Stated problem >>
Could you write the next part of the fintech text below, picking up right after its final line?

Text shown >>

---+---

The fintech sector is transforming banking, payments and transactions across the globe. Here are the key fintech facts investors should know.
Fintech — short for financial technology — has been around for a lot longer than market participants might think. While the term is relatively new, fintech itself can be traced back to the 1860s. So what other fintech facts should investors know?
As Forbes suggests, many people often think fintech is more of a recent development. What often comes to mind is a mobile app with which a person can make mobile payments for goods and services, removing the need to hold physical currency.
While that is largely true, the first signs of fintech innovation emerged from the invention of the printing press, which allowed for the printing of paper currencies all around the world.
Fast forward to the 1950s, when credit cards were introduced, and then a decade later to the 1960s, when automated teller machines came to the forefront.
A couple of decades later, the 1980s were instrumental for tech advancements in the finance sector, introducing new banking computers and data that allowed for record-keeping systems. The 1990s, of course, brought the emergence of the internet and ecommerce business models.
As can be seen from that quick overview of financial history, fintech has been a growing and evolving market for over a century, and the impact of the fintech industry cannot be overstated. With that in mind, here the Investing News Network briefly breaks down what fintech is and gives an overview of how market participants can invest in the growing fintech market.
Fintech facts: What is fintech?

---+---

Dataset content >>
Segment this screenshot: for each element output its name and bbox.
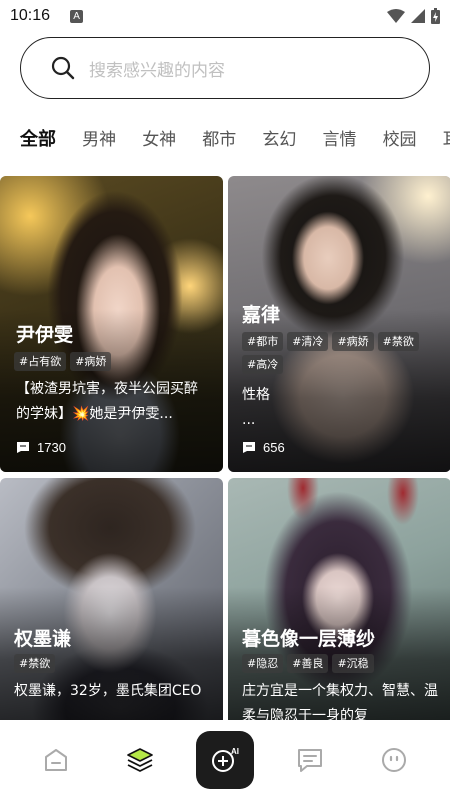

---+---

Result of the exercise >>
Technology as a whole is a rapidly growing industry, and the fintech industry has seen innovations related to peer-to-peer lending, real estate, wealth management, personal finance, financial services and more. Fintech companies dedicated to these sectors are popping up more and more.
Still, more people than not are unfamiliar with fintech and fintech solutions. By Investopedia’s definition, fintech relates to the ways in which people transact business. Thanks to the evolution of the internet, the term has changed to include any form of advancement in the sector, including retail banking, investing and cryptocurrencies such as bitcoin, which is backed by blockchain technology.
Putting it simply, the fintech market has grown so much that it has completely changed how people use physical money. While online banking has been around for quite some time, digital-only banks are also making a name for themselves, and payment and mobile banking apps have surged to the forefront. Fintech trends continue to shape consumer behavior within the financial services industry.
For example, a whitepaper by Infosys (NYSE:INFY) reveals that 64 percent of people prefer to transact via digital-only banks. The firm says that these digital-only banks are the “next wave” in global banking.
Established in 1998, PayPal (NASDAQ:PYPL) was one of the first digital payment and money transfer systems. The number of ecommerce payment systems has, of course, expanded since then to include hundreds of companies, such as Square (NYSE:SQ), Payline Data, BitPay and Venmo.
In terms of digital-only banks, some examples include popular Canadian players such as Tangerine, a subsidiary of Scotiabank (TSX:BNS), and Simplii, a subsidiary of CIBC (TSX:CM). In the US, there are Ally (NYSE:ALLY) and Finn, a subsidiary of Chase (NYSE:JPM). In Asia, the Hong Kong Monetary Authority granted eight digital banking licenses in May 2019 to companies including Tencent Holdings (HKEX:0700) and Alibaba (NYSE:BABA,OTC Pink:BABAF).
For its part, Australia is experiencing a rise in neobanks, also known as smart banks. They operate exclusively online and aren’t associated with any of the country’s major banks. The first neobank to list on the Australian Securities Exchange was Douugh (ASX:DOU), which launched in October 2020 and is teaming up with payments company Humm Group (ASX:HUM).
Fintech facts: The future of fintech
In 2020, US$44 billion was invested in financial technology, 19 percent higher than 2019, as per Finextra. The US accounted for half of that investment, up nearly a third from the previous year.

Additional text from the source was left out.